**Task requirements:**
Set down the material below in full, matching it exactly.

--- begin ---

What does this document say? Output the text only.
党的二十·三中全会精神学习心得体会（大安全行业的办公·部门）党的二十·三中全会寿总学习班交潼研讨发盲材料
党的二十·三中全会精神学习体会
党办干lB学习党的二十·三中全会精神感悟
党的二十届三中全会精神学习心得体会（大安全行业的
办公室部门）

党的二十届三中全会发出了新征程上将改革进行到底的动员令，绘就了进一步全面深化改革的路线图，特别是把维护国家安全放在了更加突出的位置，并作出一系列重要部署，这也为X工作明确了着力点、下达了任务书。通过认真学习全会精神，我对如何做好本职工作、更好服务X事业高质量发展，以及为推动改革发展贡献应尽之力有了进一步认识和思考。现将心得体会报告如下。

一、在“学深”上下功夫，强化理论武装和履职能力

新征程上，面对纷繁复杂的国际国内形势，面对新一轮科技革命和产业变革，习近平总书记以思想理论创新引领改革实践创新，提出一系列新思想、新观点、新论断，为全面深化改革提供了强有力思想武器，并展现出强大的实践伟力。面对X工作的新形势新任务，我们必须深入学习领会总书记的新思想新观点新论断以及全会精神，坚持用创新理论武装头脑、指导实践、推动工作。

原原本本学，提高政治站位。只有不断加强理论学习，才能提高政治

--- end ---

**Result for this exercise:**
What does this document say? Output the text only.
党的二十·三中全会精神学习心得体会（大安全行业的办公·部门）党的二十·三中全会寿总学习班交潼研讨发盲材料
党的二十·三中全会精神学习体会
党办干lB学习党的二十·三中全会精神感悟
党的二十届三中全会精神学习心得体会（大安全行业的
办公室部门）

党的二十届三中全会发出了新征程上将改革进行到底的动员令，绘就了进一步全面深化改革的路线图，特别是把维护国家安全放在了更加突出的位置，并作出一系列重要部署，这也为X工作明确了着力点、下达了任务书。通过认真学习全会精神，我对如何做好本职工作、更好服务X事业高质量发展，以及为推动改革发展贡献应尽之力有了进一步认识和思考。现将心得体会报告如下。

一、在“学深”上下功夫，强化理论武装和履职能力

新征程上，面对纷繁复杂的国际国内形势，面对新一轮科技革命和产业变革，习近平总书记以思想理论创新引领改革实践创新，提出一系列新思想、新观点、新论断，为全面深化改革提供了强有力思想武器，并展现出强大的实践伟力。面对X工作的新形势新任务，我们必须深入学习领会总书记的新思想新观点新论断以及全会精神，坚持用创新理论武装头脑、指导实践、推动工作。

原原本本学，提高政治站位。只有不断加强理论学习，才能提高政治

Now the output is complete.